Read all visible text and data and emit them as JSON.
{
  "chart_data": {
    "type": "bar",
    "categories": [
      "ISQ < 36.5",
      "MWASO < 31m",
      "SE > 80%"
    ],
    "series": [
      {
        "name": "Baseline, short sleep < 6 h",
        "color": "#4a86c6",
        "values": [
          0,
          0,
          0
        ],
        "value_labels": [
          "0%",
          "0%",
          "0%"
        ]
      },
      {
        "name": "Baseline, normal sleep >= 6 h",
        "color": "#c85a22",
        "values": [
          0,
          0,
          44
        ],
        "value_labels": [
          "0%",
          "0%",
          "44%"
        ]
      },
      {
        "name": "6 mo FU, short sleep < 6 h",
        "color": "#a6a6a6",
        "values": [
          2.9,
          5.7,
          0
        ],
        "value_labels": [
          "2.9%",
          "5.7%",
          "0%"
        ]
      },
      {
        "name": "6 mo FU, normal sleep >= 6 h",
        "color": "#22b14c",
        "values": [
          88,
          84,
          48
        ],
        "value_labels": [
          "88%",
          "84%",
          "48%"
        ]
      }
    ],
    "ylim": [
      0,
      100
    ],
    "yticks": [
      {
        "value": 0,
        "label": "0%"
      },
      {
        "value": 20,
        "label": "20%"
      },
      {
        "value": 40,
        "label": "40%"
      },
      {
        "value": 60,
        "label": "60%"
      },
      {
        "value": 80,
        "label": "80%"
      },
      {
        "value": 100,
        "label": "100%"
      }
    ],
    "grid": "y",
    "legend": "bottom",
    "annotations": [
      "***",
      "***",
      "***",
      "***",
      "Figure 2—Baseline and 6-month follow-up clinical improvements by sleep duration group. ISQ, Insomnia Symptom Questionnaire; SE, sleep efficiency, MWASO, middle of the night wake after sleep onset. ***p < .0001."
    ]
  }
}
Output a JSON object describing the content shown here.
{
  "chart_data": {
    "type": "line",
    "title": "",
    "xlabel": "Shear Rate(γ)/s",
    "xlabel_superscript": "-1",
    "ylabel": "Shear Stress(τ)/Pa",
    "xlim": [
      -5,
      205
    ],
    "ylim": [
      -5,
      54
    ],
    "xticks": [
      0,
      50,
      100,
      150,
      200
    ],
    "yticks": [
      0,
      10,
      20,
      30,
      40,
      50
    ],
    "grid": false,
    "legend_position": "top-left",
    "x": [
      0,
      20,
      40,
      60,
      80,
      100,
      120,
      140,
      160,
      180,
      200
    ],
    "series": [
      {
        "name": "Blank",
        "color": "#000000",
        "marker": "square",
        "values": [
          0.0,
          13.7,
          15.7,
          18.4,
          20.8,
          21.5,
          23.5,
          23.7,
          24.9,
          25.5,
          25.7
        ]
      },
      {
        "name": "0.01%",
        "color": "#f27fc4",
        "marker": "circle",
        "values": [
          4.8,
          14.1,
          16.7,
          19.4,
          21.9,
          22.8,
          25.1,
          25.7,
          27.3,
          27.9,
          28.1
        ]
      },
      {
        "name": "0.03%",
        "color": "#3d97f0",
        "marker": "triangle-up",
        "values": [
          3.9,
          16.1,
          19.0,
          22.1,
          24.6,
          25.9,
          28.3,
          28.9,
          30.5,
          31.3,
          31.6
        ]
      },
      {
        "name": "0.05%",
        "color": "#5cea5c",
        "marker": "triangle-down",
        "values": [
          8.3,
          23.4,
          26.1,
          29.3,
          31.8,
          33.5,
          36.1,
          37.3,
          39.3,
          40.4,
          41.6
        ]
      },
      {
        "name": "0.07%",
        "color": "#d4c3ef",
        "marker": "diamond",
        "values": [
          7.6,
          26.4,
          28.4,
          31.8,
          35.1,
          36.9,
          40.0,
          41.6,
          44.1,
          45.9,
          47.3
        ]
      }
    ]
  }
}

**Stated task:**
Show the lines of the records that contain the word "normal".

**Complete answer:**
        "name": "Baseline, normal sleep >= 6 h",
        "name": "6 mo FU, normal sleep >= 6 h",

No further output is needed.